### What this task involves:
Quote the records beneath, complete and exact. Leave out images.

### Data to use:
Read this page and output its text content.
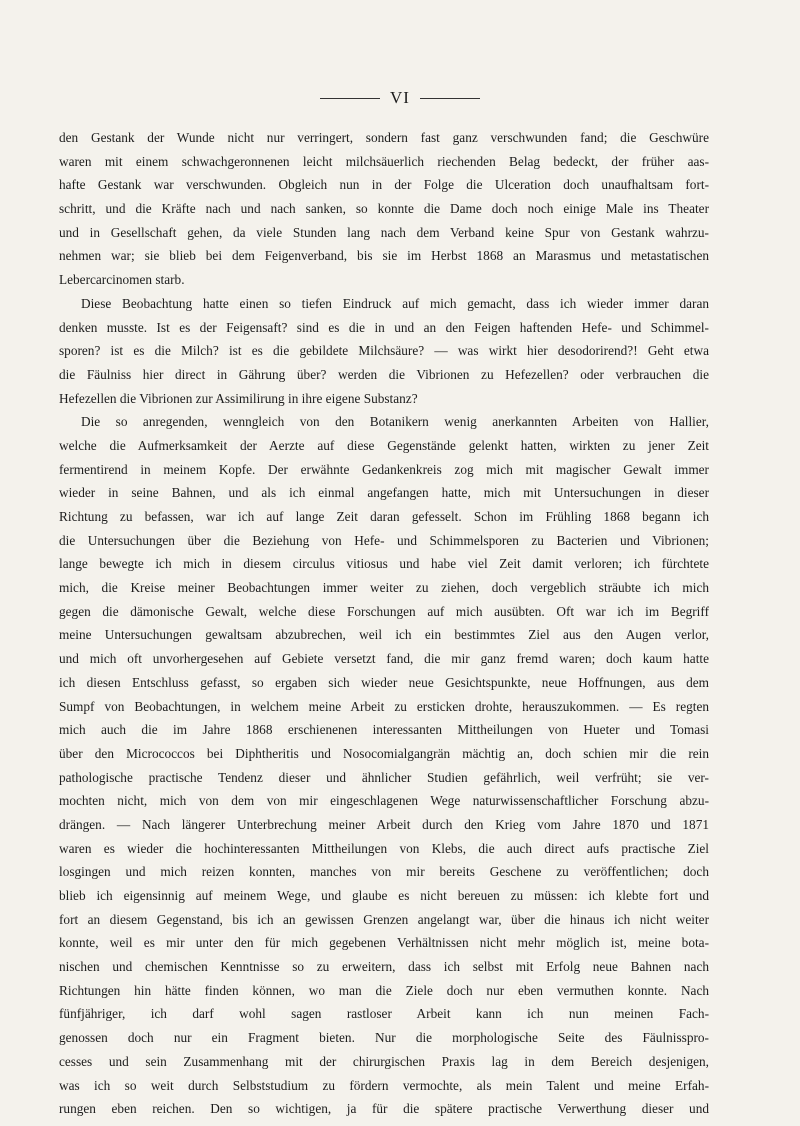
VI
den Gestank der Wunde nicht nur verringert, sondern fast ganz verschwunden fand; die Geschwüre
waren mit einem schwachgeronnenen leicht milchsäuerlich riechenden Belag bedeckt, der früher aas-
hafte Gestank war verschwunden. Obgleich nun in der Folge die Ulceration doch unaufhaltsam fort-
schritt, und die Kräfte nach und nach sanken, so konnte die Dame doch noch einige Male ins Theater
und in Gesellschaft gehen, da viele Stunden lang nach dem Verband keine Spur von Gestank wahrzu-
nehmen war; sie blieb bei dem Feigenverband, bis sie im Herbst 1868 an Marasmus und metastatischen
Lebercarcinomen starb.
Diese Beobachtung hatte einen so tiefen Eindruck auf mich gemacht, dass ich wieder immer daran
denken musste. Ist es der Feigensaft? sind es die in und an den Feigen haftenden Hefe- und Schimmel-
sporen? ist es die Milch? ist es die gebildete Milchsäure? — was wirkt hier desodorirend?! Geht etwa
die Fäulniss hier direct in Gährung über? werden die Vibrionen zu Hefezellen? oder verbrauchen die
Hefezellen die Vibrionen zur Assimilirung in ihre eigene Substanz?
Die so anregenden, wenngleich von den Botanikern wenig anerkannten Arbeiten von Hallier,
welche die Aufmerksamkeit der Aerzte auf diese Gegenstände gelenkt hatten, wirkten zu jener Zeit
fermentirend in meinem Kopfe. Der erwähnte Gedankenkreis zog mich mit magischer Gewalt immer
wieder in seine Bahnen, und als ich einmal angefangen hatte, mich mit Untersuchungen in dieser
Richtung zu befassen, war ich auf lange Zeit daran gefesselt. Schon im Frühling 1868 begann ich
die Untersuchungen über die Beziehung von Hefe- und Schimmelsporen zu Bacterien und Vibrionen;
lange bewegte ich mich in diesem circulus vitiosus und habe viel Zeit damit verloren; ich fürchtete
mich, die Kreise meiner Beobachtungen immer weiter zu ziehen, doch vergeblich sträubte ich mich
gegen die dämonische Gewalt, welche diese Forschungen auf mich ausübten. Oft war ich im Begriff
meine Untersuchungen gewaltsam abzubrechen, weil ich ein bestimmtes Ziel aus den Augen verlor,
und mich oft unvorhergesehen auf Gebiete versetzt fand, die mir ganz fremd waren; doch kaum hatte
ich diesen Entschluss gefasst, so ergaben sich wieder neue Gesichtspunkte, neue Hoffnungen, aus dem
Sumpf von Beobachtungen, in welchem meine Arbeit zu ersticken drohte, herauszukommen. — Es regten
mich auch die im Jahre 1868 erschienenen interessanten Mittheilungen von Hueter und Tomasi
über den Micrococcos bei Diphtheritis und Nosocomialgangrän mächtig an, doch schien mir die rein
pathologische practische Tendenz dieser und ähnlicher Studien gefährlich, weil verfrüht; sie ver-
mochten nicht, mich von dem von mir eingeschlagenen Wege naturwissenschaftlicher Forschung abzu-
drängen. — Nach längerer Unterbrechung meiner Arbeit durch den Krieg vom Jahre 1870 und 1871
waren es wieder die hochinteressanten Mittheilungen von Klebs, die auch direct aufs practische Ziel
losgingen und mich reizen konnten, manches von mir bereits Geschene zu veröffentlichen; doch
blieb ich eigensinnig auf meinem Wege, und glaube es nicht bereuen zu müssen: ich klebte fort und
fort an diesem Gegenstand, bis ich an gewissen Grenzen angelangt war, über die hinaus ich nicht weiter
konnte, weil es mir unter den für mich gegebenen Verhältnissen nicht mehr möglich ist, meine bota-
nischen und chemischen Kenntnisse so zu erweitern, dass ich selbst mit Erfolg neue Bahnen nach
Richtungen hin hätte finden können, wo man die Ziele doch nur eben vermuthen konnte. Nach
fünfjähriger, ich darf wohl sagen rastloser Arbeit kann ich nun meinen Fach-
genossen doch nur ein Fragment bieten. Nur die morphologische Seite des Fäulnisspro-
cesses und sein Zusammenhang mit der chirurgischen Praxis lag in dem Bereich desjenigen,
was ich so weit durch Selbststudium zu fördern vermochte, als mein Talent und meine Erfah-
rungen eben reichen. Den so wichtigen, ja für die spätere practische Verwerthung dieser und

### Task output:
Read this page and output its text content.
VI
den Gestank der Wunde nicht nur verringert, sondern fast ganz verschwunden fand; die Geschwüre
waren mit einem schwachgeronnenen leicht milchsäuerlich riechenden Belag bedeckt, der früher aas-
hafte Gestank war verschwunden. Obgleich nun in der Folge die Ulceration doch unaufhaltsam fort-
schritt, und die Kräfte nach und nach sanken, so konnte die Dame doch noch einige Male ins Theater
und in Gesellschaft gehen, da viele Stunden lang nach dem Verband keine Spur von Gestank wahrzu-
nehmen war; sie blieb bei dem Feigenverband, bis sie im Herbst 1868 an Marasmus und metastatischen
Lebercarcinomen starb.
Diese Beobachtung hatte einen so tiefen Eindruck auf mich gemacht, dass ich wieder immer daran
denken musste. Ist es der Feigensaft? sind es die in und an den Feigen haftenden Hefe- und Schimmel-
sporen? ist es die Milch? ist es die gebildete Milchsäure? — was wirkt hier desodorirend?! Geht etwa
die Fäulniss hier direct in Gährung über? werden die Vibrionen zu Hefezellen? oder verbrauchen die
Hefezellen die Vibrionen zur Assimilirung in ihre eigene Substanz?
Die so anregenden, wenngleich von den Botanikern wenig anerkannten Arbeiten von Hallier,
welche die Aufmerksamkeit der Aerzte auf diese Gegenstände gelenkt hatten, wirkten zu jener Zeit
fermentirend in meinem Kopfe. Der erwähnte Gedankenkreis zog mich mit magischer Gewalt immer
wieder in seine Bahnen, und als ich einmal angefangen hatte, mich mit Untersuchungen in dieser
Richtung zu befassen, war ich auf lange Zeit daran gefesselt. Schon im Frühling 1868 begann ich
die Untersuchungen über die Beziehung von Hefe- und Schimmelsporen zu Bacterien und Vibrionen;
lange bewegte ich mich in diesem circulus vitiosus und habe viel Zeit damit verloren; ich fürchtete
mich, die Kreise meiner Beobachtungen immer weiter zu ziehen, doch vergeblich sträubte ich mich
gegen die dämonische Gewalt, welche diese Forschungen auf mich ausübten. Oft war ich im Begriff
meine Untersuchungen gewaltsam abzubrechen, weil ich ein bestimmtes Ziel aus den Augen verlor,
und mich oft unvorhergesehen auf Gebiete versetzt fand, die mir ganz fremd waren; doch kaum hatte
ich diesen Entschluss gefasst, so ergaben sich wieder neue Gesichtspunkte, neue Hoffnungen, aus dem
Sumpf von Beobachtungen, in welchem meine Arbeit zu ersticken drohte, herauszukommen. — Es regten
mich auch die im Jahre 1868 erschienenen interessanten Mittheilungen von Hueter und Tomasi
über den Micrococcos bei Diphtheritis und Nosocomialgangrän mächtig an, doch schien mir die rein
pathologische practische Tendenz dieser und ähnlicher Studien gefährlich, weil verfrüht; sie ver-
mochten nicht, mich von dem von mir eingeschlagenen Wege naturwissenschaftlicher Forschung abzu-
drängen. — Nach längerer Unterbrechung meiner Arbeit durch den Krieg vom Jahre 1870 und 1871
waren es wieder die hochinteressanten Mittheilungen von Klebs, die auch direct aufs practische Ziel
losgingen und mich reizen konnten, manches von mir bereits Geschene zu veröffentlichen; doch
blieb ich eigensinnig auf meinem Wege, und glaube es nicht bereuen zu müssen: ich klebte fort und
fort an diesem Gegenstand, bis ich an gewissen Grenzen angelangt war, über die hinaus ich nicht weiter
konnte, weil es mir unter den für mich gegebenen Verhältnissen nicht mehr möglich ist, meine bota-
nischen und chemischen Kenntnisse so zu erweitern, dass ich selbst mit Erfolg neue Bahnen nach
Richtungen hin hätte finden können, wo man die Ziele doch nur eben vermuthen konnte. Nach
fünfjähriger, ich darf wohl sagen rastloser Arbeit kann ich nun meinen Fach-
genossen doch nur ein Fragment bieten. Nur die morphologische Seite des Fäulnisspro-
cesses und sein Zusammenhang mit der chirurgischen Praxis lag in dem Bereich desjenigen,
was ich so weit durch Selbststudium zu fördern vermochte, als mein Talent und meine Erfah-
rungen eben reichen. Den so wichtigen, ja für die spätere practische Verwerthung dieser und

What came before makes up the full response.